— WRITTEN TASK 1 —
Set out as a numbered list everything in the records from their first line down to the line containing "The braking pad 42 is at (465, 318).", including both ends, skipping blank lines and leaving out the pictures.

— SELECTED EXCERPT —
══════════

Spike Milligan once said his epitaph would read – ‘Wrote The Goons, died’; it’s an inevitability that when someone whose working life created something that has impacted upon the consciousness of the general public in the most benign manner, the rest of the creator’s life (and their afterlife) will be lived in the shadow of his or her creation. The Beatles as a musical unit effectively covered around thirteen years of Paul McCartney’s seventy-four on the planet, yet it is those thirteen for which he will be forever remembered. And so it is with Tony Warren, whose death at the age of 79 was announced today.
Warren was an actor from childhood, though had been a novelist for the majority of his adult life; however, the obituaries will be headed ‘Coronation Street creator dies’. ‘Coronation Street’ was something that occupied Warren’s time at the turn of the 1960s – over fifty years ago; his involvement with the programme essentially covered the first 13 episodes and then other writers such as Harry Kershaw were brought in by Granada to allegedly lift the writing burden from the man whose imagination the entire concept sprang from. Warren felt his input was being minimised by the same people who were against the programme in the beginning and now had an overnight sensation on their hands; control of his baby was wrestled away from him, though he continued to write occasional scripts for it up until the late 1970s. In recent years, his services as a consultant had been called upon by a younger generation of writers and producers who had grown up with Warren’s brainchild and he received belated recognition as the father of the institution.

══════════

— THE DATA —
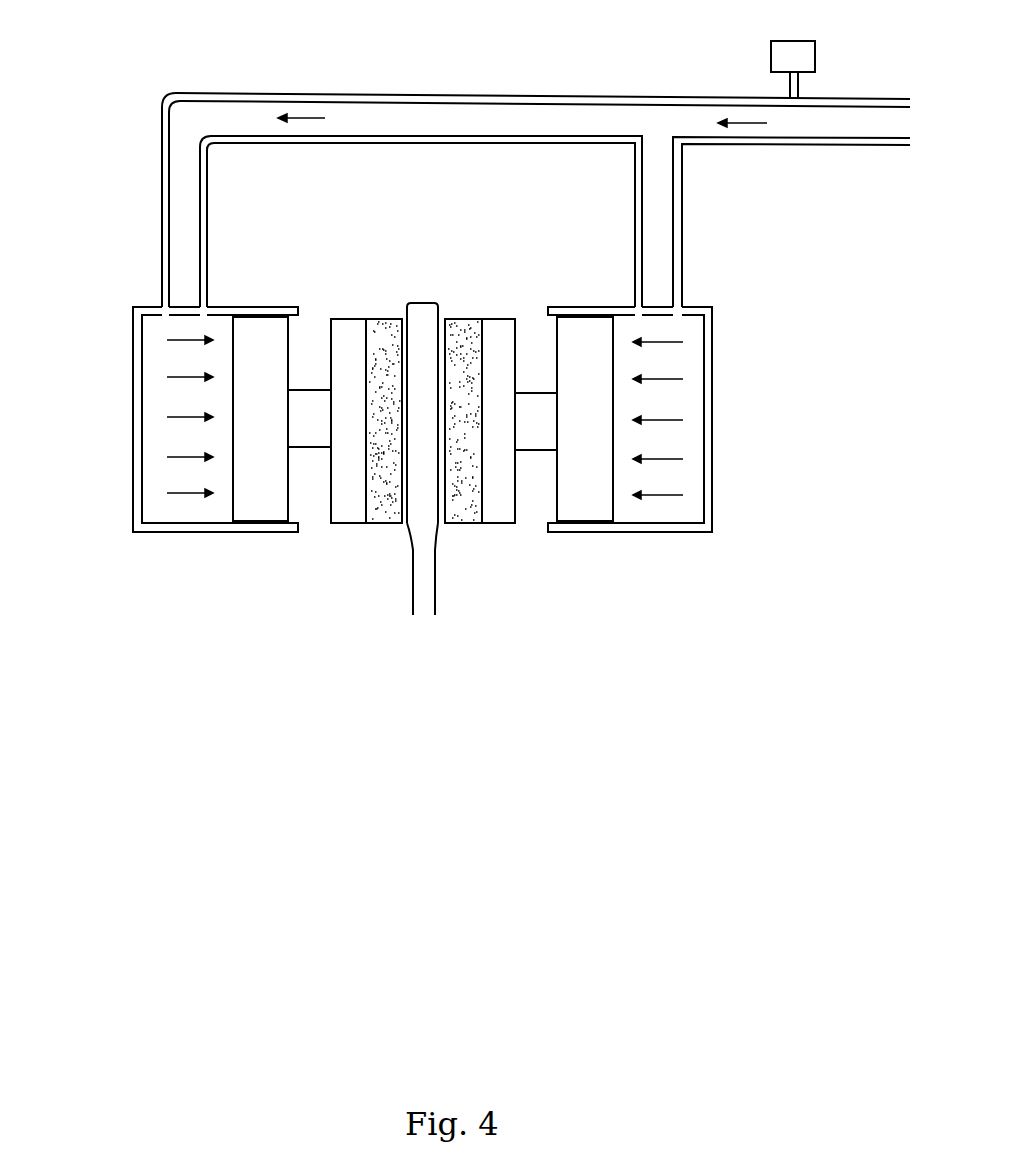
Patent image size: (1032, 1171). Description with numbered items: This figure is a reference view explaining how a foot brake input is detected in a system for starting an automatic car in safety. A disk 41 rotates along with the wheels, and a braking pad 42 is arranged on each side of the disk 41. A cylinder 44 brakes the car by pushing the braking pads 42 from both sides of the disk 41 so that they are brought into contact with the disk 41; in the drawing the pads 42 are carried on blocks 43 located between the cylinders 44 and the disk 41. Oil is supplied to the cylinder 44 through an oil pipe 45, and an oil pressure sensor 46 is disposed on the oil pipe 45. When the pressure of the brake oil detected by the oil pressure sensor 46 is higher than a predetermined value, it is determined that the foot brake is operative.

The disk 41 is at (436, 585).
The braking pad 42 is at (465, 318).
The pressing block 43 is at (493, 318).
The cylinder 44 is at (133, 417).
The oil pipe 45 is at (528, 96).
The oil pressure sensor 46 is at (771, 57).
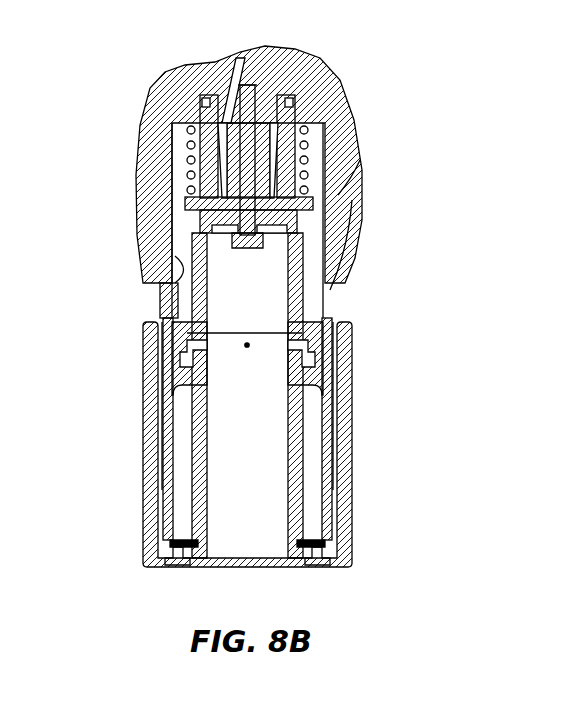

══════════

— WRITTEN TASK 2 —
Transcribe the piece on Tony Warren word for word, from "Spike Milligan once" down to "was announced today.".

— EXPECTED OUTPUT 1 —
1. Patent image size: (1032, 1171). Description with numbered items: This figure is a reference view explaining how a foot brake input is detected in a system for starting an automatic car in safety. A disk 41 rotates along with the wheels, and a braking pad 42 is arranged on each side of the disk 41. A cylinder 44 brakes the car by pushing the braking pads 42 from both sides of the disk 41 so that they are brought into contact with the disk 41; in the drawing the pads 42 are carried on blocks 43 located between the cylinders 44 and the disk 41. Oil is supplied to the cylinder 44 through an oil pipe 45, and an oil pressure sensor 46 is disposed on the oil pipe 45. When the pressure of the brake oil detected by the oil pressure sensor 46 is higher than a predetermined value, it is determined that the foot brake is operative.
2. The disk 41 is at (436, 585).
3. The braking pad 42 is at (465, 318).

— EXPECTED OUTPUT 2 —
Spike Milligan once said his epitaph would read – ‘Wrote The Goons, died’; it’s an inevitability that when someone whose working life created something that has impacted upon the consciousness of the general public in the most benign manner, the rest of the creator’s life (and their afterlife) will be lived in the shadow of his or her creation. The Beatles as a musical unit effectively covered around thirteen years of Paul McCartney’s seventy-four on the planet, yet it is those thirteen for which he will be forever remembered. And so it is with Tony Warren, whose death at the age of 79 was announced today.